DATA IN THIS EXERCISE ▸
/---

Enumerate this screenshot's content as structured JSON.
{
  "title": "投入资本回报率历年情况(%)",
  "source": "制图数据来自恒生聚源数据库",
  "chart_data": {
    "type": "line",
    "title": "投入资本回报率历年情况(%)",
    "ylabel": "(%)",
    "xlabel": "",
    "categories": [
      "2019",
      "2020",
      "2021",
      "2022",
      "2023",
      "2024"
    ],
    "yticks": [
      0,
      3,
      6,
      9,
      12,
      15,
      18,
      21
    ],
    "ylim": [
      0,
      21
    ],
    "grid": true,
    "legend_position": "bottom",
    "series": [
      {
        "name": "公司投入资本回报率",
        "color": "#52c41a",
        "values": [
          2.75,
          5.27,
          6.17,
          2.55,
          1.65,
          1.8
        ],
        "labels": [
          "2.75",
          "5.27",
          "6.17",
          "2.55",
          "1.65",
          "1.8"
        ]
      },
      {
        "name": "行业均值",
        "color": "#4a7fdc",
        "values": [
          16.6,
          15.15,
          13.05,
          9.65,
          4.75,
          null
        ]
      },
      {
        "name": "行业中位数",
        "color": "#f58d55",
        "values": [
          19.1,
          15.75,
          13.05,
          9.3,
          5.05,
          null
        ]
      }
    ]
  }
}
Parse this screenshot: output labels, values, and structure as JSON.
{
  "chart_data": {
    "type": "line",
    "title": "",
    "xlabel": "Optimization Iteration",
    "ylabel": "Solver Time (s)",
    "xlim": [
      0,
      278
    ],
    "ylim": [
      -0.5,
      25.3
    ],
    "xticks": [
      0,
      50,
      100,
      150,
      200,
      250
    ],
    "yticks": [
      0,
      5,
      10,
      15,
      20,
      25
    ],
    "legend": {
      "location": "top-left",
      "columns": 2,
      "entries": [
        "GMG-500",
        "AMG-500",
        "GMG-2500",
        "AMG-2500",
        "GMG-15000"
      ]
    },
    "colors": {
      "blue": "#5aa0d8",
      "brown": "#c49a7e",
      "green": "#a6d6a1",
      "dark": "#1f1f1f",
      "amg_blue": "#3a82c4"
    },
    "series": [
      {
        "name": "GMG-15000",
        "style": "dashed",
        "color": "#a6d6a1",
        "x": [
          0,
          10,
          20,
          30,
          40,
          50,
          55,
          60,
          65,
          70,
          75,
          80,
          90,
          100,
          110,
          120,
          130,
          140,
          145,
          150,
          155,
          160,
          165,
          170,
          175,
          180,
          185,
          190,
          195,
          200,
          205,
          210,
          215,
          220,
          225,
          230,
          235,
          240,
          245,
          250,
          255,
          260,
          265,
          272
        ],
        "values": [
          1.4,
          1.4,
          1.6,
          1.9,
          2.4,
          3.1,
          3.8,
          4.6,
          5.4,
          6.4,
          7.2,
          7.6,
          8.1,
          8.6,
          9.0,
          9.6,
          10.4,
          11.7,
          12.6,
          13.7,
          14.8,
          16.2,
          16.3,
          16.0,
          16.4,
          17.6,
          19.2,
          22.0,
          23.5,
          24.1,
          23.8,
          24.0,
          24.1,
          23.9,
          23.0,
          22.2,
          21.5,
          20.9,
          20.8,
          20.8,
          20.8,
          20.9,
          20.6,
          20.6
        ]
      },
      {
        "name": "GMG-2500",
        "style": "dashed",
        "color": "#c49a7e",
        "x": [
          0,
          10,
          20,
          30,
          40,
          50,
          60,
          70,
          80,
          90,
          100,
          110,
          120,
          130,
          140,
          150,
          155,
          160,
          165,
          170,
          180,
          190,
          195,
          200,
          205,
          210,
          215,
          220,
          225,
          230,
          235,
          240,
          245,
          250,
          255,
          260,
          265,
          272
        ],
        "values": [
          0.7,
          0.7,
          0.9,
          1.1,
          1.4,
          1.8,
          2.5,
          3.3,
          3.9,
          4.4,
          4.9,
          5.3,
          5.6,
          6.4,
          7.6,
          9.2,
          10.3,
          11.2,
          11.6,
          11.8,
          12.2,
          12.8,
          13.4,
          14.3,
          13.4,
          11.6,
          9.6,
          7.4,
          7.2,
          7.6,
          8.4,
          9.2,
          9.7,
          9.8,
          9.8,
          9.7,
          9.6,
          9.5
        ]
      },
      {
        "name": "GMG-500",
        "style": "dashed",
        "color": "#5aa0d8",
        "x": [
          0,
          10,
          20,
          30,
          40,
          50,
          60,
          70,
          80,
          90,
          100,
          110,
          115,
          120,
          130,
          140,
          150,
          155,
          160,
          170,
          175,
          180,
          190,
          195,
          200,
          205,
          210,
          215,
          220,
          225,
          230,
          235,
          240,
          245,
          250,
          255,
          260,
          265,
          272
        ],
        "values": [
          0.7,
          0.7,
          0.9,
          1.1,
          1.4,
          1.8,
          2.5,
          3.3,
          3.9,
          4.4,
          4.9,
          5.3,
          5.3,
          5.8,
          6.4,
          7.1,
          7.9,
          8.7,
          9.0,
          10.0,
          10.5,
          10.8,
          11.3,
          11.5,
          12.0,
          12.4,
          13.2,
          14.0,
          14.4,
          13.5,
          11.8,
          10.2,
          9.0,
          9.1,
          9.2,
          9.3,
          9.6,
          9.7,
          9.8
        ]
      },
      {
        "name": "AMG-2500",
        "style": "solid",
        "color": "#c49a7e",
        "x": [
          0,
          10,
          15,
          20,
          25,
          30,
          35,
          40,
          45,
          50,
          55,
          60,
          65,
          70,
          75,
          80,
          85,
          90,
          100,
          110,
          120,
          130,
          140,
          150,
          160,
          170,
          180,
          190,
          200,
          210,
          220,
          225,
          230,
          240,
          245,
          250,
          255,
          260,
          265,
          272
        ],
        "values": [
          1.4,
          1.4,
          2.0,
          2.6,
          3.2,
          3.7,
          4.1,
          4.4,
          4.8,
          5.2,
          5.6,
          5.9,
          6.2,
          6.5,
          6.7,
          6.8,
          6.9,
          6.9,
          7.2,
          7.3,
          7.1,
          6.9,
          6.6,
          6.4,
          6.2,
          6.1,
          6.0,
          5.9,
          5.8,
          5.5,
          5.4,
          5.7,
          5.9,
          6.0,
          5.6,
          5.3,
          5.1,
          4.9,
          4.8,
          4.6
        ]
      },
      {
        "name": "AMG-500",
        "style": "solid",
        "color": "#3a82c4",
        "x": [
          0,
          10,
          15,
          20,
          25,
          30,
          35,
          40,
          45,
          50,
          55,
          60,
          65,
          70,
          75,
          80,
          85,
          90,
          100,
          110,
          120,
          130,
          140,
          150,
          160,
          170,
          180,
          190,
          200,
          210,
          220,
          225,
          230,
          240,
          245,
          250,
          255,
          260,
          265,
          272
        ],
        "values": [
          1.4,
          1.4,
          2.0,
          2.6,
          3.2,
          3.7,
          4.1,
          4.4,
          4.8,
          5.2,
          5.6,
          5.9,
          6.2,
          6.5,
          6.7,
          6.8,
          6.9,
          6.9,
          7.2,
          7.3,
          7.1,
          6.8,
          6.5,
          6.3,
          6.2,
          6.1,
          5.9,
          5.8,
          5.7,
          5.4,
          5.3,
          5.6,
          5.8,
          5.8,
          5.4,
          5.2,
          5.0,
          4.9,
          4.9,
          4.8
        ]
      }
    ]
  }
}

\---

PROBLEM ▸
Copy out all of the data exactly, leaving nothing out.

IN RESPONSE ▸
Enumerate this screenshot's content as structured JSON.
{
  "title": "投入资本回报率历年情况(%)",
  "source": "制图数据来自恒生聚源数据库",
  "chart_data": {
    "type": "line",
    "title": "投入资本回报率历年情况(%)",
    "ylabel": "(%)",
    "xlabel": "",
    "categories": [
      "2019",
      "2020",
      "2021",
      "2022",
      "2023",
      "2024"
    ],
    "yticks": [
      0,
      3,
      6,
      9,
      12,
      15,
      18,
      21
    ],
    "ylim": [
      0,
      21
    ],
    "grid": true,
    "legend_position": "bottom",
    "series": [
      {
        "name": "公司投入资本回报率",
        "color": "#52c41a",
        "values": [
          2.75,
          5.27,
          6.17,
          2.55,
          1.65,
          1.8
        ],
        "labels": [
          "2.75",
          "5.27",
          "6.17",
          "2.55",
          "1.65",
          "1.8"
        ]
      },
      {
        "name": "行业均值",
        "color": "#4a7fdc",
        "values": [
          16.6,
          15.15,
          13.05,
          9.65,
          4.75,
          null
        ]
      },
      {
        "name": "行业中位数",
        "color": "#f58d55",
        "values": [
          19.1,
          15.75,
          13.05,
          9.3,
          5.05,
          null
        ]
      }
    ]
  }
}
Parse this screenshot: output labels, values, and structure as JSON.
{
  "chart_data": {
    "type": "line",
    "title": "",
    "xlabel": "Optimization Iteration",
    "ylabel": "Solver Time (s)",
    "xlim": [
      0,
      278
    ],
    "ylim": [
      -0.5,
      25.3
    ],
    "xticks": [
      0,
      50,
      100,
      150,
      200,
      250
    ],
    "yticks": [
      0,
      5,
      10,
      15,
      20,
      25
    ],
    "legend": {
      "location": "top-left",
      "columns": 2,
      "entries": [
        "GMG-500",
        "AMG-500",
        "GMG-2500",
        "AMG-2500",
        "GMG-15000"
      ]
    },
    "colors": {
      "blue": "#5aa0d8",
      "brown": "#c49a7e",
      "green": "#a6d6a1",
      "dark": "#1f1f1f",
      "amg_blue": "#3a82c4"
    },
    "series": [
      {
        "name": "GMG-15000",
        "style": "dashed",
        "color": "#a6d6a1",
        "x": [
          0,
          10,
          20,
          30,
          40,
          50,
          55,
          60,
          65,
          70,
          75,
          80,
          90,
          100,
          110,
          120,
          130,
          140,
          145,
          150,
          155,
          160,
          165,
          170,
          175,
          180,
          185,
          190,
          195,
          200,
          205,
          210,
          215,
          220,
          225,
          230,
          235,
          240,
          245,
          250,
          255,
          260,
          265,
          272
        ],
        "values": [
          1.4,
          1.4,
          1.6,
          1.9,
          2.4,
          3.1,
          3.8,
          4.6,
          5.4,
          6.4,
          7.2,
          7.6,
          8.1,
          8.6,
          9.0,
          9.6,
          10.4,
          11.7,
          12.6,
          13.7,
          14.8,
          16.2,
          16.3,
          16.0,
          16.4,
          17.6,
          19.2,
          22.0,
          23.5,
          24.1,
          23.8,
          24.0,
          24.1,
          23.9,
          23.0,
          22.2,
          21.5,
          20.9,
          20.8,
          20.8,
          20.8,
          20.9,
          20.6,
          20.6
        ]
      },
      {
        "name": "GMG-2500",
        "style": "dashed",
        "color": "#c49a7e",
        "x": [
          0,
          10,
          20,
          30,
          40,
          50,
          60,
          70,
          80,
          90,
          100,
          110,
          120,
          130,
          140,
          150,
          155,
          160,
          165,
          170,
          180,
          190,
          195,
          200,
          205,
          210,
          215,
          220,
          225,
          230,
          235,
          240,
          245,
          250,
          255,
          260,
          265,
          272
        ],
        "values": [
          0.7,
          0.7,
          0.9,
          1.1,
          1.4,
          1.8,
          2.5,
          3.3,
          3.9,
          4.4,
          4.9,
          5.3,
          5.6,
          6.4,
          7.6,
          9.2,
          10.3,
          11.2,
          11.6,
          11.8,
          12.2,
          12.8,
          13.4,
          14.3,
          13.4,
          11.6,
          9.6,
          7.4,
          7.2,
          7.6,
          8.4,
          9.2,
          9.7,
          9.8,
          9.8,
          9.7,
          9.6,
          9.5
        ]
      },
      {
        "name": "GMG-500",
        "style": "dashed",
        "color": "#5aa0d8",
        "x": [
          0,
          10,
          20,
          30,
          40,
          50,
          60,
          70,
          80,
          90,
          100,
          110,
          115,
          120,
          130,
          140,
          150,
          155,
          160,
          170,
          175,
          180,
          190,
          195,
          200,
          205,
          210,
          215,
          220,
          225,
          230,
          235,
          240,
          245,
          250,
          255,
          260,
          265,
          272
        ],
        "values": [
          0.7,
          0.7,
          0.9,
          1.1,
          1.4,
          1.8,
          2.5,
          3.3,
          3.9,
          4.4,
          4.9,
          5.3,
          5.3,
          5.8,
          6.4,
          7.1,
          7.9,
          8.7,
          9.0,
          10.0,
          10.5,
          10.8,
          11.3,
          11.5,
          12.0,
          12.4,
          13.2,
          14.0,
          14.4,
          13.5,
          11.8,
          10.2,
          9.0,
          9.1,
          9.2,
          9.3,
          9.6,
          9.7,
          9.8
        ]
      },
      {
        "name": "AMG-2500",
        "style": "solid",
        "color": "#c49a7e",
        "x": [
          0,
          10,
          15,
          20,
          25,
          30,
          35,
          40,
          45,
          50,
          55,
          60,
          65,
          70,
          75,
          80,
          85,
          90,
          100,
          110,
          120,
          130,
          140,
          150,
          160,
          170,
          180,
          190,
          200,
          210,
          220,
          225,
          230,
          240,
          245,
          250,
          255,
          260,
          265,
          272
        ],
        "values": [
          1.4,
          1.4,
          2.0,
          2.6,
          3.2,
          3.7,
          4.1,
          4.4,
          4.8,
          5.2,
          5.6,
          5.9,
          6.2,
          6.5,
          6.7,
          6.8,
          6.9,
          6.9,
          7.2,
          7.3,
          7.1,
          6.9,
          6.6,
          6.4,
          6.2,
          6.1,
          6.0,
          5.9,
          5.8,
          5.5,
          5.4,
          5.7,
          5.9,
          6.0,
          5.6,
          5.3,
          5.1,
          4.9,
          4.8,
          4.6
        ]
      },
      {
        "name": "AMG-500",
        "style": "solid",
        "color": "#3a82c4",
        "x": [
          0,
          10,
          15,
          20,
          25,
          30,
          35,
          40,
          45,
          50,
          55,
          60,
          65,
          70,
          75,
          80,
          85,
          90,
          100,
          110,
          120,
          130,
          140,
          150,
          160,
          170,
          180,
          190,
          200,
          210,
          220,
          225,
          230,
          240,
          245,
          250,
          255,
          260,
          265,
          272
        ],
        "values": [
          1.4,
          1.4,
          2.0,
          2.6,
          3.2,
          3.7,
          4.1,
          4.4,
          4.8,
          5.2,
          5.6,
          5.9,
          6.2,
          6.5,
          6.7,
          6.8,
          6.9,
          6.9,
          7.2,
          7.3,
          7.1,
          6.8,
          6.5,
          6.3,
          6.2,
          6.1,
          5.9,
          5.8,
          5.7,
          5.4,
          5.3,
          5.6,
          5.8,
          5.8,
          5.4,
          5.2,
          5.0,
          4.9,
          4.9,
          4.8
        ]
      }
    ]
  }
}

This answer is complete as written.